* THE RECORDS:
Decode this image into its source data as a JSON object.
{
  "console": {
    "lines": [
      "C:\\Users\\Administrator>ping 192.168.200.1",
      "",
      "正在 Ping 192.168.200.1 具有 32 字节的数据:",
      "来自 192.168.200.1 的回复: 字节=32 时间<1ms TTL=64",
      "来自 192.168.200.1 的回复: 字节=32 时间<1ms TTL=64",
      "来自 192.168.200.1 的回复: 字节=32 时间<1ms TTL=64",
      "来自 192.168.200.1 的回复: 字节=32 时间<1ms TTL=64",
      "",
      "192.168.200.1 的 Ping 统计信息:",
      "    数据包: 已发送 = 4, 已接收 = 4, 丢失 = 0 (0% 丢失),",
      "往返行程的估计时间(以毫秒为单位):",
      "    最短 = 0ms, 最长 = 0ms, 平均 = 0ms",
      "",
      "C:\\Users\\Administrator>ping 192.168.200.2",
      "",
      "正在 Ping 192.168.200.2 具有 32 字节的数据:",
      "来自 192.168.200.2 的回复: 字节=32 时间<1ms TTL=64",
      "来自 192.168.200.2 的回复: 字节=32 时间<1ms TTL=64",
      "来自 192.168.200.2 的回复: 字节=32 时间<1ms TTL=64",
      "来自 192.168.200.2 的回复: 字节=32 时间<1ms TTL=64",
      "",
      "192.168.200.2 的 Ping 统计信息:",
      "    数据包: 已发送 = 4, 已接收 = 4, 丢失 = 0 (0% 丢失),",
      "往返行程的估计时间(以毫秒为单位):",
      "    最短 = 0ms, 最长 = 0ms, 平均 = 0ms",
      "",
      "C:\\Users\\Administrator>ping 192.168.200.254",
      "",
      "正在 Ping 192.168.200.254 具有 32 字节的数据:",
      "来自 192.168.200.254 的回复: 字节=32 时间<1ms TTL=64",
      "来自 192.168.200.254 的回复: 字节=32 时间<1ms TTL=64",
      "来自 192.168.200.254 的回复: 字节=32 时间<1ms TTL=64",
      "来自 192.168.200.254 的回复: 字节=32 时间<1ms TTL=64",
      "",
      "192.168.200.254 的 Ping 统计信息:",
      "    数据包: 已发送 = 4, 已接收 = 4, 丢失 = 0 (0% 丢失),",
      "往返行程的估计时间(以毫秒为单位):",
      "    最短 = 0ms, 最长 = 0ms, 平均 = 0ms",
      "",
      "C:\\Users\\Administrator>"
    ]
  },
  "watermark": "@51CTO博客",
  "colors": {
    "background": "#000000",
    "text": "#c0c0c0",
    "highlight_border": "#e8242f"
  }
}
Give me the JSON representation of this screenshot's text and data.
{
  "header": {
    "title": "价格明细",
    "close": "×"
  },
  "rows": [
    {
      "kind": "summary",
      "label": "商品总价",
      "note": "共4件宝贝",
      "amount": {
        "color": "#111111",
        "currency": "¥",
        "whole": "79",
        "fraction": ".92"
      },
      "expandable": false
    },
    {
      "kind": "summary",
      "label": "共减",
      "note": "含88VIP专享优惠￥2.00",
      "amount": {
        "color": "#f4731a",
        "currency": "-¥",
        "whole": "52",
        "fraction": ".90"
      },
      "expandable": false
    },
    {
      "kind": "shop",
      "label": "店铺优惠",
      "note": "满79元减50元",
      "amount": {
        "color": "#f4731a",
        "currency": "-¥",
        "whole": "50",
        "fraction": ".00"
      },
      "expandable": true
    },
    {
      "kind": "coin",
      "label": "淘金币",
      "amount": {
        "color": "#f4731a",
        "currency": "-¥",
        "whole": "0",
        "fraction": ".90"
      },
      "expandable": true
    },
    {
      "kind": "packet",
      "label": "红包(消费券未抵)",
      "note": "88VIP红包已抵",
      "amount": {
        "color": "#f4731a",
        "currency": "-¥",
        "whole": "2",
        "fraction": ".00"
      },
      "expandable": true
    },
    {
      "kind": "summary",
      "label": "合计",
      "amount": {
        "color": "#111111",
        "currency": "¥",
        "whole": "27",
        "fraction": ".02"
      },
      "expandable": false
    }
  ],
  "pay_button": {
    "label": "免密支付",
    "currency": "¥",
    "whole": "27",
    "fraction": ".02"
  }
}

* AIM OF THE EXERCISE: Repeat the data precisely, line by line.

* SOLUTION TO THIS TASK:
Decode this image into its source data as a JSON object.
{
  "console": {
    "lines": [
      "C:\\Users\\Administrator>ping 192.168.200.1",
      "",
      "正在 Ping 192.168.200.1 具有 32 字节的数据:",
      "来自 192.168.200.1 的回复: 字节=32 时间<1ms TTL=64",
      "来自 192.168.200.1 的回复: 字节=32 时间<1ms TTL=64",
      "来自 192.168.200.1 的回复: 字节=32 时间<1ms TTL=64",
      "来自 192.168.200.1 的回复: 字节=32 时间<1ms TTL=64",
      "",
      "192.168.200.1 的 Ping 统计信息:",
      "    数据包: 已发送 = 4, 已接收 = 4, 丢失 = 0 (0% 丢失),",
      "往返行程的估计时间(以毫秒为单位):",
      "    最短 = 0ms, 最长 = 0ms, 平均 = 0ms",
      "",
      "C:\\Users\\Administrator>ping 192.168.200.2",
      "",
      "正在 Ping 192.168.200.2 具有 32 字节的数据:",
      "来自 192.168.200.2 的回复: 字节=32 时间<1ms TTL=64",
      "来自 192.168.200.2 的回复: 字节=32 时间<1ms TTL=64",
      "来自 192.168.200.2 的回复: 字节=32 时间<1ms TTL=64",
      "来自 192.168.200.2 的回复: 字节=32 时间<1ms TTL=64",
      "",
      "192.168.200.2 的 Ping 统计信息:",
      "    数据包: 已发送 = 4, 已接收 = 4, 丢失 = 0 (0% 丢失),",
      "往返行程的估计时间(以毫秒为单位):",
      "    最短 = 0ms, 最长 = 0ms, 平均 = 0ms",
      "",
      "C:\\Users\\Administrator>ping 192.168.200.254",
      "",
      "正在 Ping 192.168.200.254 具有 32 字节的数据:",
      "来自 192.168.200.254 的回复: 字节=32 时间<1ms TTL=64",
      "来自 192.168.200.254 的回复: 字节=32 时间<1ms TTL=64",
      "来自 192.168.200.254 的回复: 字节=32 时间<1ms TTL=64",
      "来自 192.168.200.254 的回复: 字节=32 时间<1ms TTL=64",
      "",
      "192.168.200.254 的 Ping 统计信息:",
      "    数据包: 已发送 = 4, 已接收 = 4, 丢失 = 0 (0% 丢失),",
      "往返行程的估计时间(以毫秒为单位):",
      "    最短 = 0ms, 最长 = 0ms, 平均 = 0ms",
      "",
      "C:\\Users\\Administrator>"
    ]
  },
  "watermark": "@51CTO博客",
  "colors": {
    "background": "#000000",
    "text": "#c0c0c0",
    "highlight_border": "#e8242f"
  }
}
Give me the JSON representation of this screenshot's text and data.
{
  "header": {
    "title": "价格明细",
    "close": "×"
  },
  "rows": [
    {
      "kind": "summary",
      "label": "商品总价",
      "note": "共4件宝贝",
      "amount": {
        "color": "#111111",
        "currency": "¥",
        "whole": "79",
        "fraction": ".92"
      },
      "expandable": false
    },
    {
      "kind": "summary",
      "label": "共减",
      "note": "含88VIP专享优惠￥2.00",
      "amount": {
        "color": "#f4731a",
        "currency": "-¥",
        "whole": "52",
        "fraction": ".90"
      },
      "expandable": false
    },
    {
      "kind": "shop",
      "label": "店铺优惠",
      "note": "满79元减50元",
      "amount": {
        "color": "#f4731a",
        "currency": "-¥",
        "whole": "50",
        "fraction": ".00"
      },
      "expandable": true
    },
    {
      "kind": "coin",
      "label": "淘金币",
      "amount": {
        "color": "#f4731a",
        "currency": "-¥",
        "whole": "0",
        "fraction": ".90"
      },
      "expandable": true
    },
    {
      "kind": "packet",
      "label": "红包(消费券未抵)",
      "note": "88VIP红包已抵",
      "amount": {
        "color": "#f4731a",
        "currency": "-¥",
        "whole": "2",
        "fraction": ".00"
      },
      "expandable": true
    },
    {
      "kind": "summary",
      "label": "合计",
      "amount": {
        "color": "#111111",
        "currency": "¥",
        "whole": "27",
        "fraction": ".02"
      },
      "expandable": false
    }
  ],
  "pay_button": {
    "label": "免密支付",
    "currency": "¥",
    "whole": "27",
    "fraction": ".02"
  }
}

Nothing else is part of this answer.